→ **Problem statement**
Take the data that follows and retype it word for word.

→ **Data entries**
··········

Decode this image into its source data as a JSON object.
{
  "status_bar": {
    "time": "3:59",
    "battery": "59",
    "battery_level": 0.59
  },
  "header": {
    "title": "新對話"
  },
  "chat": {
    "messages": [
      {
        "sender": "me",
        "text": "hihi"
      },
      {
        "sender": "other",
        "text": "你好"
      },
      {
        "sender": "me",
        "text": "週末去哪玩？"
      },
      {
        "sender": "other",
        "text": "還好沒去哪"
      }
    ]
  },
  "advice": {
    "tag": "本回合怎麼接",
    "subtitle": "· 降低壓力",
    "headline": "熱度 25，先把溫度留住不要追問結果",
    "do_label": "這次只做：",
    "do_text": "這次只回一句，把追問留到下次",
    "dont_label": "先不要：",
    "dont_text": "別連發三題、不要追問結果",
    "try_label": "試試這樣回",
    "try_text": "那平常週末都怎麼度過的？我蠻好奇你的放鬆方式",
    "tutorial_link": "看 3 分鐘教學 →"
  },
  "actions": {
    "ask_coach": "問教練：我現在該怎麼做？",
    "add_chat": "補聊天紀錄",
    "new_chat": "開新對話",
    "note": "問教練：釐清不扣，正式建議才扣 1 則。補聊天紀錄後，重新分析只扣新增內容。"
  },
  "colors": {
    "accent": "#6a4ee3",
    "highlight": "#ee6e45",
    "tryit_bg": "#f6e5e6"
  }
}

··········

→ **Expected answer**
Decode this image into its source data as a JSON object.
{
  "status_bar": {
    "time": "3:59",
    "battery": "59",
    "battery_level": 0.59
  },
  "header": {
    "title": "新對話"
  },
  "chat": {
    "messages": [
      {
        "sender": "me",
        "text": "hihi"
      },
      {
        "sender": "other",
        "text": "你好"
      },
      {
        "sender": "me",
        "text": "週末去哪玩？"
      },
      {
        "sender": "other",
        "text": "還好沒去哪"
      }
    ]
  },
  "advice": {
    "tag": "本回合怎麼接",
    "subtitle": "· 降低壓力",
    "headline": "熱度 25，先把溫度留住不要追問結果",
    "do_label": "這次只做：",
    "do_text": "這次只回一句，把追問留到下次",
    "dont_label": "先不要：",
    "dont_text": "別連發三題、不要追問結果",
    "try_label": "試試這樣回",
    "try_text": "那平常週末都怎麼度過的？我蠻好奇你的放鬆方式",
    "tutorial_link": "看 3 分鐘教學 →"
  },
  "actions": {
    "ask_coach": "問教練：我現在該怎麼做？",
    "add_chat": "補聊天紀錄",
    "new_chat": "開新對話",
    "note": "問教練：釐清不扣，正式建議才扣 1 則。補聊天紀錄後，重新分析只扣新增內容。"
  },
  "colors": {
    "accent": "#6a4ee3",
    "highlight": "#ee6e45",
    "tryit_bg": "#f6e5e6"
  }
}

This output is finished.